Figure dataset records:
▼▼▼

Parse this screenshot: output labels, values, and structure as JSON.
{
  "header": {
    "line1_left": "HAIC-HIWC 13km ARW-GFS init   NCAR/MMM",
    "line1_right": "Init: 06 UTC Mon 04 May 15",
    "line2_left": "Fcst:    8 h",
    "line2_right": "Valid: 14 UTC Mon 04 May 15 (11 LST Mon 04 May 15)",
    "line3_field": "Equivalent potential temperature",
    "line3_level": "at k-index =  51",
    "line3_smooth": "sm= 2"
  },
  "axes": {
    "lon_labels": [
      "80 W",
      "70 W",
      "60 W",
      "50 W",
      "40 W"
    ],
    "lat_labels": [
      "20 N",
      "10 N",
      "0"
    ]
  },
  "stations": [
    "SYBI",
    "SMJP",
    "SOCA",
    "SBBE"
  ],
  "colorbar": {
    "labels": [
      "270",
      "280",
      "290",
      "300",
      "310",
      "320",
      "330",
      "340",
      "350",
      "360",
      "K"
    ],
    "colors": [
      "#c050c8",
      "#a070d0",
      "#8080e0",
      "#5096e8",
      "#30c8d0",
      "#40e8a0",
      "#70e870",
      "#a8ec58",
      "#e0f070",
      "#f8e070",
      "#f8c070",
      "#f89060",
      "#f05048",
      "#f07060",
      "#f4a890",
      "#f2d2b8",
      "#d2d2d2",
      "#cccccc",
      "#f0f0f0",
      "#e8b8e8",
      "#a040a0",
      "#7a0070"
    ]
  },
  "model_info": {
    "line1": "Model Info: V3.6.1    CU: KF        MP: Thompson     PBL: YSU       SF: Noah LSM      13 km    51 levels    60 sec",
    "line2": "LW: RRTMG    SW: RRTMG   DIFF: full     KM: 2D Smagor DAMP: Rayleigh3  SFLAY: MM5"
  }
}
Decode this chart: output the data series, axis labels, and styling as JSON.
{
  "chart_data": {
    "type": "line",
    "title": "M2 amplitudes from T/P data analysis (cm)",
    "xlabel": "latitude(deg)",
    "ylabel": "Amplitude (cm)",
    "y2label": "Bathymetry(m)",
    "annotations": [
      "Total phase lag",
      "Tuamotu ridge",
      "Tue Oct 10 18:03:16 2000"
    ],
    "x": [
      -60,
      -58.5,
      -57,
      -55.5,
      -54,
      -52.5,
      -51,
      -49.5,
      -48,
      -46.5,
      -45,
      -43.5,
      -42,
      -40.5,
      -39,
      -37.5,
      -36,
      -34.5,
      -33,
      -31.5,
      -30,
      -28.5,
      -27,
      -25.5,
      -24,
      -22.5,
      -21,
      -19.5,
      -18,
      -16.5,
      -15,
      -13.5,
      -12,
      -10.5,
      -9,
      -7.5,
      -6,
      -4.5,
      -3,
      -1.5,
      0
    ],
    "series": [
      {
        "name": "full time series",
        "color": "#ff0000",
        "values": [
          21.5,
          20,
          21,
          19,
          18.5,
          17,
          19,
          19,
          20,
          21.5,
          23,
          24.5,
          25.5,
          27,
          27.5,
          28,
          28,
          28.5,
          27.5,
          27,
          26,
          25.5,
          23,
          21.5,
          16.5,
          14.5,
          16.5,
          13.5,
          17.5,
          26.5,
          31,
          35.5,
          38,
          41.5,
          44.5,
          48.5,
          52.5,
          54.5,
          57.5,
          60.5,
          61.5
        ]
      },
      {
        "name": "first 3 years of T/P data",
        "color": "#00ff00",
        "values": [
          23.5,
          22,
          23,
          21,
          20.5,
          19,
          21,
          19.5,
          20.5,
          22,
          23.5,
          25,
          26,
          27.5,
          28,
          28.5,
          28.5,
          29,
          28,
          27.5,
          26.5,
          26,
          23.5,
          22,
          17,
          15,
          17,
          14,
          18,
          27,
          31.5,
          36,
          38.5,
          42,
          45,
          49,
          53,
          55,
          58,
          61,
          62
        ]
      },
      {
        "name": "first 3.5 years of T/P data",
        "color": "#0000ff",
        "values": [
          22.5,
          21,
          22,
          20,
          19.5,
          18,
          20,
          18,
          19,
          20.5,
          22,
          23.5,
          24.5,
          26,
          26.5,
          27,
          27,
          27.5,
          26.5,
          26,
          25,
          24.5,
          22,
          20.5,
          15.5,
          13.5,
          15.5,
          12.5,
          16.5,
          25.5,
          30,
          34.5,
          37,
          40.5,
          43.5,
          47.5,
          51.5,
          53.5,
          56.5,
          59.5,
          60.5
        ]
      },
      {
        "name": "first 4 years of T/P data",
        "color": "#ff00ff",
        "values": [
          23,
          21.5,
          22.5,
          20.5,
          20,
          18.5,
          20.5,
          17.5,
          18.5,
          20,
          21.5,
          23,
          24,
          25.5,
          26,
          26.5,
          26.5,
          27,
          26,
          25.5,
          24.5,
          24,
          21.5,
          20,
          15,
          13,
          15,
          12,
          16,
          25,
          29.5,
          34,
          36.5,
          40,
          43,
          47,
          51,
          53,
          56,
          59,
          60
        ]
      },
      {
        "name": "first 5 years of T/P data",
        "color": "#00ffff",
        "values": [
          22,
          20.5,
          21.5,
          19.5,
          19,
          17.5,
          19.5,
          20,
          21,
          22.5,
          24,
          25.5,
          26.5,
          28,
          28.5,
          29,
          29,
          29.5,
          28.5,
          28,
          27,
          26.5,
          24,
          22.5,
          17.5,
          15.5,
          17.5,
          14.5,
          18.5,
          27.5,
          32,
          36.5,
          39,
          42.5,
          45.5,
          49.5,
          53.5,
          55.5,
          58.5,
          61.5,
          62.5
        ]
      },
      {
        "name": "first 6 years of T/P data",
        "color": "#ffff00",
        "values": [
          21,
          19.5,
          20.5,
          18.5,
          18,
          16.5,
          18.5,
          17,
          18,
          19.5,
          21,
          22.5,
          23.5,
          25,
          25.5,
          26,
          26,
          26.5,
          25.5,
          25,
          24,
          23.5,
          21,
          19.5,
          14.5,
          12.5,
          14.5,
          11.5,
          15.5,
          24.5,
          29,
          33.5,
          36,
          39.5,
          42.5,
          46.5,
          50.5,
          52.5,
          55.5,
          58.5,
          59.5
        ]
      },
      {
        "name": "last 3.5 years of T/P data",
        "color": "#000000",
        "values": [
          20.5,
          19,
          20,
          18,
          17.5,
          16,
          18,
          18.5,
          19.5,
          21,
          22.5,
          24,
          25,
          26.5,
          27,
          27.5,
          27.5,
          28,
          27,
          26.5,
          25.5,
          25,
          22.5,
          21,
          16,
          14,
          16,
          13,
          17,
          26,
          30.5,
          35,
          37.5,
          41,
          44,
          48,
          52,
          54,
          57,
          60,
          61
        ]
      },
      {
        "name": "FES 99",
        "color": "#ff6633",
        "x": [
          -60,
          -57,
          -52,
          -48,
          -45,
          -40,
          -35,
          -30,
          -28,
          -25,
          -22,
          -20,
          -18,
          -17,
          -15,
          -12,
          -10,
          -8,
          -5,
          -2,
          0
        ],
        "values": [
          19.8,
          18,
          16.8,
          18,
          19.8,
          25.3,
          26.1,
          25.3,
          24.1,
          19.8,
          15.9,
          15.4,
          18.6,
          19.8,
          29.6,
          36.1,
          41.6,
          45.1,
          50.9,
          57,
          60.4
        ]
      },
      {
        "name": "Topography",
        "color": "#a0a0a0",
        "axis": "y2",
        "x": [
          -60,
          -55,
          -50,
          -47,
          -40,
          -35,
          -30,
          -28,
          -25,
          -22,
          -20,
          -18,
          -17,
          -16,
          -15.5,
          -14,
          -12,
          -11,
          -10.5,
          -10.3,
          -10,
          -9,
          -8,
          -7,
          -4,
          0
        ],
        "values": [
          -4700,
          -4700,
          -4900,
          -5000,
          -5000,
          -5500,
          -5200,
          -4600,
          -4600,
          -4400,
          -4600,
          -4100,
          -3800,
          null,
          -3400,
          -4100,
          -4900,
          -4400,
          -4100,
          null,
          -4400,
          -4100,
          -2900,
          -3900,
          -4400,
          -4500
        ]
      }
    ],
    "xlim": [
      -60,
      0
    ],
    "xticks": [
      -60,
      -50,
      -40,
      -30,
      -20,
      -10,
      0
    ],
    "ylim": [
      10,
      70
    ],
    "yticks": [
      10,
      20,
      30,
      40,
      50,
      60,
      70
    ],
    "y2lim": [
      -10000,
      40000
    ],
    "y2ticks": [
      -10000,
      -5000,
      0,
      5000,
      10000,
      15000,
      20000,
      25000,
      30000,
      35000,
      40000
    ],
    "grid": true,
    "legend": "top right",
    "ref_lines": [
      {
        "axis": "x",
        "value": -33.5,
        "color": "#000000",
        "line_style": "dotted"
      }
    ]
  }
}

▲▲▲

• DIRECTION: Each line of the material above either contains the word "JSON" or does not; state how many do, and nothing else.

• RESPONSE TO THIS EXERCISE: 2